*** Data lines ***
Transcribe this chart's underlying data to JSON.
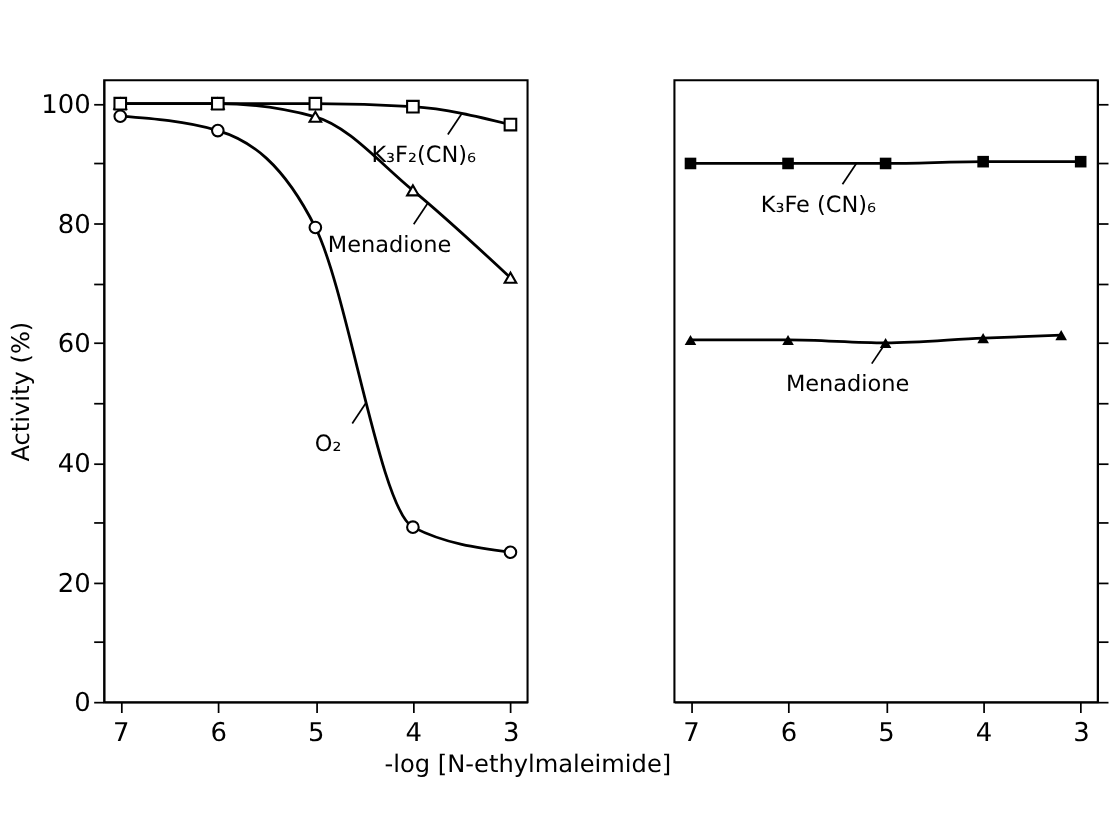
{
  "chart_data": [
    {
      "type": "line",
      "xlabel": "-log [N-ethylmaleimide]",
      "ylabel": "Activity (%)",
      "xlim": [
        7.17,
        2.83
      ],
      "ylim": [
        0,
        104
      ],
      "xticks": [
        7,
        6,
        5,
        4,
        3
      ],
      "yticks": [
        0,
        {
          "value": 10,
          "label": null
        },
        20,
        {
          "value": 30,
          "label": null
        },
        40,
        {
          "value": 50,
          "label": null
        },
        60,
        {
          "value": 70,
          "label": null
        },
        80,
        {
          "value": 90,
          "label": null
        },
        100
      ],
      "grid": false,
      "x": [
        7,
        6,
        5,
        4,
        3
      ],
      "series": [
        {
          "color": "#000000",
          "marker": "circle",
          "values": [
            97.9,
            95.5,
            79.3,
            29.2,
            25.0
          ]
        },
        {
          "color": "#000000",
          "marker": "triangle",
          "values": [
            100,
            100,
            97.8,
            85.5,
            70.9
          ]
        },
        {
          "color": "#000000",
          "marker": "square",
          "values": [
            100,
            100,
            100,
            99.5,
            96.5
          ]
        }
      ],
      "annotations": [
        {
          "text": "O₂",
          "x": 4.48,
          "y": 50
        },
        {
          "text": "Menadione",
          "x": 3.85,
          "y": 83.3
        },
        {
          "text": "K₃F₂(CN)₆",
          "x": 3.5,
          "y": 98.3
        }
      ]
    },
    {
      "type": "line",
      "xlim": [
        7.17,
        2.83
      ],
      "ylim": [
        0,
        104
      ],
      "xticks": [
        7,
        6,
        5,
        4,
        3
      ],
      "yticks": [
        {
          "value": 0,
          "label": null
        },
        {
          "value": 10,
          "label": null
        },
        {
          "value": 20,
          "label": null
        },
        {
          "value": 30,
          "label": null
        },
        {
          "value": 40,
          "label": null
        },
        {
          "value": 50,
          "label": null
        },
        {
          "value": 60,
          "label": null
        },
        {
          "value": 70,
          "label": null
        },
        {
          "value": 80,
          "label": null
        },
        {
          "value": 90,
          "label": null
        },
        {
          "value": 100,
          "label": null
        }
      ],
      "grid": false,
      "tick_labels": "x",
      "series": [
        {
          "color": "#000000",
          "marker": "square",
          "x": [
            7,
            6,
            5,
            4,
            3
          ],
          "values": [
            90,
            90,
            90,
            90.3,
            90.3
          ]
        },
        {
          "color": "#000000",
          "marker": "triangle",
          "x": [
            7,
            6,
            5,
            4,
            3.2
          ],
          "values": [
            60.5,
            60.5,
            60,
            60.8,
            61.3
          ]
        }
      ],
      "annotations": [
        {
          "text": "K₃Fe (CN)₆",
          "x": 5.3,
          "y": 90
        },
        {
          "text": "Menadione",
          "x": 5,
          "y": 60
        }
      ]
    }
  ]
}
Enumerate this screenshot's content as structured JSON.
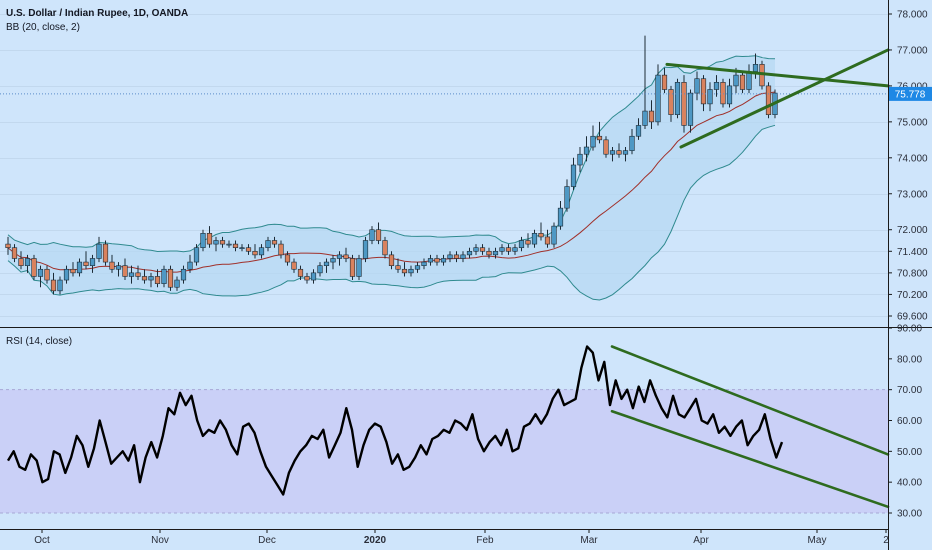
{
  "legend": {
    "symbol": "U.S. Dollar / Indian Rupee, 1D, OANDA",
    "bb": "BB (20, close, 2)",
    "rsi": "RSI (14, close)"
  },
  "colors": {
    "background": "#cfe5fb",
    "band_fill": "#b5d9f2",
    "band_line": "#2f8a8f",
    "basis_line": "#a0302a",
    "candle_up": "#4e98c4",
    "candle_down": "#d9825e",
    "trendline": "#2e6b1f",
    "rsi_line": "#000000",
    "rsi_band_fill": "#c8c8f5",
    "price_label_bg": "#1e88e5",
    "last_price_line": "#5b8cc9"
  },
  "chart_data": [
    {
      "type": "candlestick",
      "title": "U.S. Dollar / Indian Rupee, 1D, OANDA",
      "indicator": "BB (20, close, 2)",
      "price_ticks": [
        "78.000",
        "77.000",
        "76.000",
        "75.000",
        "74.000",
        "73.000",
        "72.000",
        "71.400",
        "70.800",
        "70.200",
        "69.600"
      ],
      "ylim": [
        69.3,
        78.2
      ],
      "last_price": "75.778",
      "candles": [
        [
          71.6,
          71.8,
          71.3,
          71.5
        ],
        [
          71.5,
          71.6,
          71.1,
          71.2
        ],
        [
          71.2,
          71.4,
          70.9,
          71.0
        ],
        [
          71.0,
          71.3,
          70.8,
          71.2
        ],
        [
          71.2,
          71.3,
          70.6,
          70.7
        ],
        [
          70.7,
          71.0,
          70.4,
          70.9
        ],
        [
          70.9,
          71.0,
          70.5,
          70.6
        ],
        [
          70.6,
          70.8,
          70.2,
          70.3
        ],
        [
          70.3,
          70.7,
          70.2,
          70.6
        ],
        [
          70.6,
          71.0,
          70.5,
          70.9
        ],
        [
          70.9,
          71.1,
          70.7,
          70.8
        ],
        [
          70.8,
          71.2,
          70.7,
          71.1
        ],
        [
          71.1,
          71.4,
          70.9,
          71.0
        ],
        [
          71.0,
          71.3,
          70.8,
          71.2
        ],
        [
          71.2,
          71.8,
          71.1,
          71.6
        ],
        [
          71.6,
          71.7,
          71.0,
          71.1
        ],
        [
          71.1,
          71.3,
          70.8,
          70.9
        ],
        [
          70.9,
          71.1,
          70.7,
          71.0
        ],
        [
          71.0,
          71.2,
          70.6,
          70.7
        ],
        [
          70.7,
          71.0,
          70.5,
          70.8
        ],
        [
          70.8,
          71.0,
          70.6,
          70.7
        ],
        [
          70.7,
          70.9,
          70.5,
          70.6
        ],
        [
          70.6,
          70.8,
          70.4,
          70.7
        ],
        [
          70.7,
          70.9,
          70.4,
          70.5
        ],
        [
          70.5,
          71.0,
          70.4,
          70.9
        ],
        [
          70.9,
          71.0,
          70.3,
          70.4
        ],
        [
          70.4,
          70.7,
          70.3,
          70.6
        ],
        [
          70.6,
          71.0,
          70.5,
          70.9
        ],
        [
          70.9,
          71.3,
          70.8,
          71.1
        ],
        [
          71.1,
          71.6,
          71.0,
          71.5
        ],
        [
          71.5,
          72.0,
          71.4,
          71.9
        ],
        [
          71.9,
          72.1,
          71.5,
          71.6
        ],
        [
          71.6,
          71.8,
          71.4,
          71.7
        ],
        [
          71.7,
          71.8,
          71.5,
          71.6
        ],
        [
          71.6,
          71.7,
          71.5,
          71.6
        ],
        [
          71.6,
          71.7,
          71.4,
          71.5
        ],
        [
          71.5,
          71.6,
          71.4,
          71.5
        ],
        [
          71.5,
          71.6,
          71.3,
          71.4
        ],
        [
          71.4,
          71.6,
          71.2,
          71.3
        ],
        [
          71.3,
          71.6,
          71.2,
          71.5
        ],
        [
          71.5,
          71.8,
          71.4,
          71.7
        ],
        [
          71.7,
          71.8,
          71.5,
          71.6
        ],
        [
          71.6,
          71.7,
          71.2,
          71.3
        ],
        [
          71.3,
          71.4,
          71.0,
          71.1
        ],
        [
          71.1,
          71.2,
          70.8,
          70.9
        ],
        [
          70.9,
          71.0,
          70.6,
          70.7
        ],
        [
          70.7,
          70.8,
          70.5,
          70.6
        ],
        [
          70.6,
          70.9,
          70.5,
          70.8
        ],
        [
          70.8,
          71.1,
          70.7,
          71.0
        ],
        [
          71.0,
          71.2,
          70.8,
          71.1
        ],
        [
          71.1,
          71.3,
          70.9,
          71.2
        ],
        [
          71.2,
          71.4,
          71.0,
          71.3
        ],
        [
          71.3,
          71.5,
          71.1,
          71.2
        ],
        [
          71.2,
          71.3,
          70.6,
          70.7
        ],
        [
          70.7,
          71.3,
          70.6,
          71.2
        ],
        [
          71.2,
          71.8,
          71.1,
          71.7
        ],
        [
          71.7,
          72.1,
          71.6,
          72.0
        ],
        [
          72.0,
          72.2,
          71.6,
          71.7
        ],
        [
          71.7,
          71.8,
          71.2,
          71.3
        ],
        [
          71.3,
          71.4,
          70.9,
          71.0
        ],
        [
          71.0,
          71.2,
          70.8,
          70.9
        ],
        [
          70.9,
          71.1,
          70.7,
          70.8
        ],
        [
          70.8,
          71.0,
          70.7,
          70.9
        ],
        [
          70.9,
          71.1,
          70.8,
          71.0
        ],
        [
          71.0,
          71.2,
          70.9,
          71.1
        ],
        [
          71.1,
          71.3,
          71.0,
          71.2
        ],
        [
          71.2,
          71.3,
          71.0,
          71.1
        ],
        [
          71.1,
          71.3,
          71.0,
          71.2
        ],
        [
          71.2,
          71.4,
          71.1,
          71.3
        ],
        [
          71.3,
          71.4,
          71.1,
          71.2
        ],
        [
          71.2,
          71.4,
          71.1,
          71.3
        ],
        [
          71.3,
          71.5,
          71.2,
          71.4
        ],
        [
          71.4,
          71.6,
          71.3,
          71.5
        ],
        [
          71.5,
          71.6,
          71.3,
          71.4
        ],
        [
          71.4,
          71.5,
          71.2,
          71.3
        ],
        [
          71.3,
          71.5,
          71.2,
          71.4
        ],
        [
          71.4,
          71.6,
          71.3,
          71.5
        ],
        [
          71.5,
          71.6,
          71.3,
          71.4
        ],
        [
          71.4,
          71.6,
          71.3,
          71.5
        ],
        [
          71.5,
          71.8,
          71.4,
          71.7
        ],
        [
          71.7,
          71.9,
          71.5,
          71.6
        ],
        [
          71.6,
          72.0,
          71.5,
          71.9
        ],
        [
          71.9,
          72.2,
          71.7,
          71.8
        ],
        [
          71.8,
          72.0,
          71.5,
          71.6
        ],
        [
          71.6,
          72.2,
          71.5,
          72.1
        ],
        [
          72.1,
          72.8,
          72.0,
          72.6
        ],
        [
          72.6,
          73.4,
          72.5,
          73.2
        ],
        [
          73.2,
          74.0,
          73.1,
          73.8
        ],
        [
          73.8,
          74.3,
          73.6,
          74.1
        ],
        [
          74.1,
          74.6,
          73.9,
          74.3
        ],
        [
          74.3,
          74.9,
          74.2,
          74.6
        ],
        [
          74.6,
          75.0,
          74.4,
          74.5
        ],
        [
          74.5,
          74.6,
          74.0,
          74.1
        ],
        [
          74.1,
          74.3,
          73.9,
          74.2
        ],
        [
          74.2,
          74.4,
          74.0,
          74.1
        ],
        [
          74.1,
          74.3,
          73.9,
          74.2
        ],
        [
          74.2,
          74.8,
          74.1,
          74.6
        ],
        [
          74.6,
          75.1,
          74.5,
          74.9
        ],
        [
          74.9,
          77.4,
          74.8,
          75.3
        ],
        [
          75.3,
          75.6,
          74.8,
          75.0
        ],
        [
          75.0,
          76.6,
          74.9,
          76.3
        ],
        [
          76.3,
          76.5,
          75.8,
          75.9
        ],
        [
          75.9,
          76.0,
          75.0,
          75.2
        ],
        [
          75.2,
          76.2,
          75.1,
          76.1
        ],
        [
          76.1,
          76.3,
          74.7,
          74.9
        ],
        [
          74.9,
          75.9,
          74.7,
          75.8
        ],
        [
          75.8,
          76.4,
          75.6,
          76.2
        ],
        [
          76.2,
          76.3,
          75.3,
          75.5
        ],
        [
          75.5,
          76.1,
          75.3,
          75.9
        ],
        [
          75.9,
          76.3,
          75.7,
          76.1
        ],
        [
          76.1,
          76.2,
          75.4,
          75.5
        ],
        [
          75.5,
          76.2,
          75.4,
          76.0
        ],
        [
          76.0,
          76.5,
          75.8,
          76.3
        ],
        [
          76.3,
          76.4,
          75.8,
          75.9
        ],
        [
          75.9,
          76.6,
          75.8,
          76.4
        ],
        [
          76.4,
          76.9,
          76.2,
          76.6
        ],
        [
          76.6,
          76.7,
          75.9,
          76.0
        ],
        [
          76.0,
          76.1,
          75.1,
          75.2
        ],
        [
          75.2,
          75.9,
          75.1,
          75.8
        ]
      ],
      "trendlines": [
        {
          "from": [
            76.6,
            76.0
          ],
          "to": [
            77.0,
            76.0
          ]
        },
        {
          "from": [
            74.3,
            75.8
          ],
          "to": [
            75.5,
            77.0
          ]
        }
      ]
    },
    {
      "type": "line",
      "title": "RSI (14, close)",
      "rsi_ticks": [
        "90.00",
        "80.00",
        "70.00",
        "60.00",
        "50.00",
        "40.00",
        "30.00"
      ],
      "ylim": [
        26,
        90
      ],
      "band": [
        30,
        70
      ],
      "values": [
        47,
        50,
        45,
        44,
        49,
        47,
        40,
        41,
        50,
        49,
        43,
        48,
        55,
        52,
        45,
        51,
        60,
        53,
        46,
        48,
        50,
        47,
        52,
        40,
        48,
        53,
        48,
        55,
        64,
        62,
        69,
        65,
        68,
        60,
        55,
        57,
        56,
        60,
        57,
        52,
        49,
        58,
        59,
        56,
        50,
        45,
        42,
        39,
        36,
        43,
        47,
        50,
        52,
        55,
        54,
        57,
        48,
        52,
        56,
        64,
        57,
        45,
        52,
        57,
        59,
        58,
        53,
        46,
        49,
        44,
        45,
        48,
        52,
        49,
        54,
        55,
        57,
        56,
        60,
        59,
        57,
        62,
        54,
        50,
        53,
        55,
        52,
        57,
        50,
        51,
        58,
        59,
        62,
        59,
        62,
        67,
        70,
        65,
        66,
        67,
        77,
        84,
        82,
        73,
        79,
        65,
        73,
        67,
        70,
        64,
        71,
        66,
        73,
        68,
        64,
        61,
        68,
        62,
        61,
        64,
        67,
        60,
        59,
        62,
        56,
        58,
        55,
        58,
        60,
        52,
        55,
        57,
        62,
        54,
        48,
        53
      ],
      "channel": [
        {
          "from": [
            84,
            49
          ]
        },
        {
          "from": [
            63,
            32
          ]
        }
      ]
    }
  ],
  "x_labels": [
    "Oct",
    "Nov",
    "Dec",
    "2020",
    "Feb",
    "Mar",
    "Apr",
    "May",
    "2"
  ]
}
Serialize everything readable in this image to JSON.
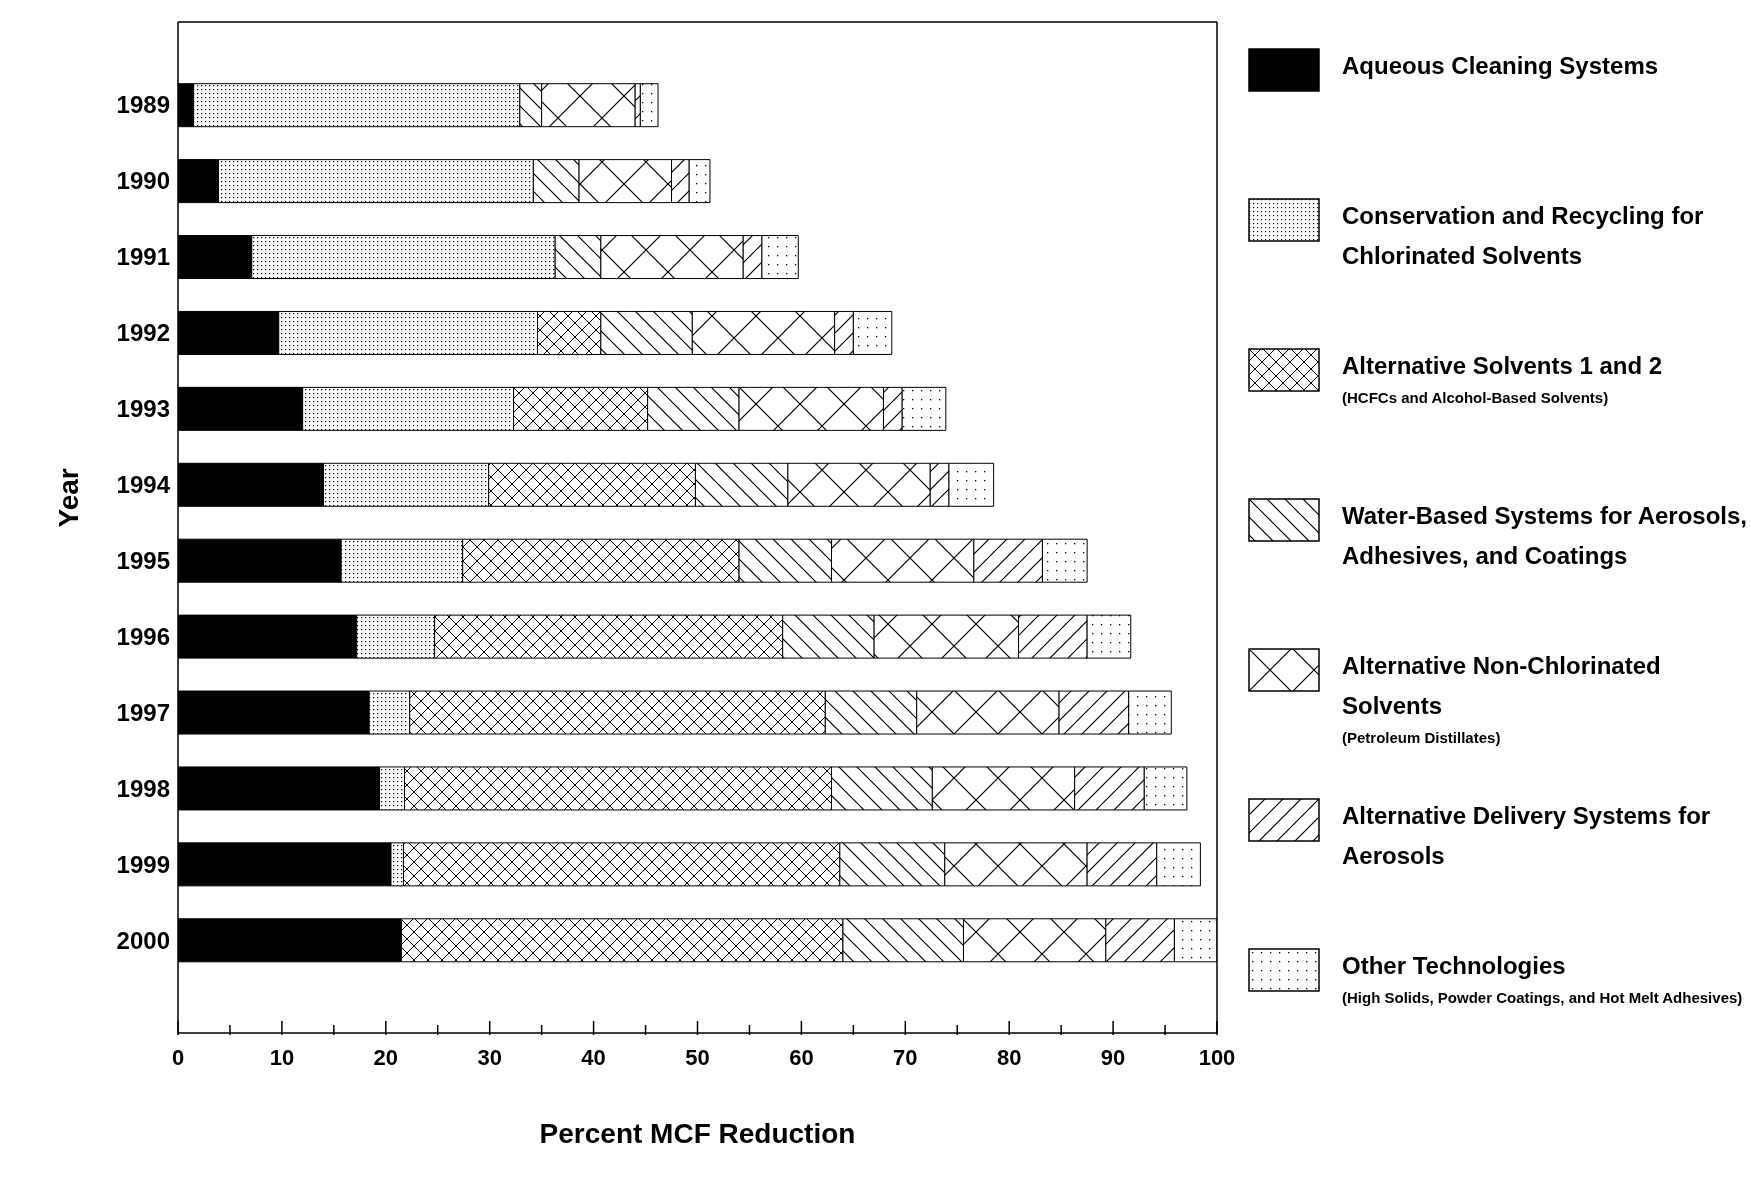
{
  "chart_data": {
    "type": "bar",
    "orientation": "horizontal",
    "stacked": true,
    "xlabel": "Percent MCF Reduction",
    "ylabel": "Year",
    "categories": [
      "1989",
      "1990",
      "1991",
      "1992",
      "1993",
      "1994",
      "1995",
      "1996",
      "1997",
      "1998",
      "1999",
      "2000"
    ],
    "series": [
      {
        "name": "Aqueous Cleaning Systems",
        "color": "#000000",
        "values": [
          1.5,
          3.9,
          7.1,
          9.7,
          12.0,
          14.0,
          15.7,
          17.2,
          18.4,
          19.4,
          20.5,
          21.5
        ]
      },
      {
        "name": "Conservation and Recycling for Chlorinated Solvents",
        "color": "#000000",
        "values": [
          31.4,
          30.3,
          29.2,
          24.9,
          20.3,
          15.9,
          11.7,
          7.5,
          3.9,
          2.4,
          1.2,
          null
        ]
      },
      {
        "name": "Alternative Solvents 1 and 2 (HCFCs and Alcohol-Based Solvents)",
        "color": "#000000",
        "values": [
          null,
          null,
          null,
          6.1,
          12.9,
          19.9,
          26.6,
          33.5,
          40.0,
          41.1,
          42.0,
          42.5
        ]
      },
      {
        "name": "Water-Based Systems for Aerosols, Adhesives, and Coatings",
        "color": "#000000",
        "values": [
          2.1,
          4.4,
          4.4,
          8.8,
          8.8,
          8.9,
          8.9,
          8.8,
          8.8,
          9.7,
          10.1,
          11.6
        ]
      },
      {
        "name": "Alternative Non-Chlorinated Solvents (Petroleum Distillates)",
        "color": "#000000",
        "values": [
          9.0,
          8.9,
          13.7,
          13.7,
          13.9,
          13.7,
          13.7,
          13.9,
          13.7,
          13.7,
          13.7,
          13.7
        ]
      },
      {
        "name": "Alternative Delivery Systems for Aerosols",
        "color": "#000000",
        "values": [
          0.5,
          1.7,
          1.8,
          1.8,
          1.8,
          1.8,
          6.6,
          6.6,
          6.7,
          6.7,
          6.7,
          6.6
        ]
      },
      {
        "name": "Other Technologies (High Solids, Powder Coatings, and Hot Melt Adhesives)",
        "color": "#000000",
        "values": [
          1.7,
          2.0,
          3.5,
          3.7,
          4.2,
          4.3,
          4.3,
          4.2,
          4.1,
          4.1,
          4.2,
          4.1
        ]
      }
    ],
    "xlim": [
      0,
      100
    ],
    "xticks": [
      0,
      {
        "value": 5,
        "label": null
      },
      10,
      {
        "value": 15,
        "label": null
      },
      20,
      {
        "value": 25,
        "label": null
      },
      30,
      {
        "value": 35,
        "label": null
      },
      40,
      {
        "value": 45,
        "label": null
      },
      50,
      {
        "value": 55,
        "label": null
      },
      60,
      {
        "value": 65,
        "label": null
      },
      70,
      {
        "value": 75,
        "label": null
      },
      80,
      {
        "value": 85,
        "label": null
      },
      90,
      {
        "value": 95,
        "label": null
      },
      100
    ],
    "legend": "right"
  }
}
***
Exercise task → How many of the lines in the listing above hold the word "Dollar"? Report only that figure.

Solution to the problem → 2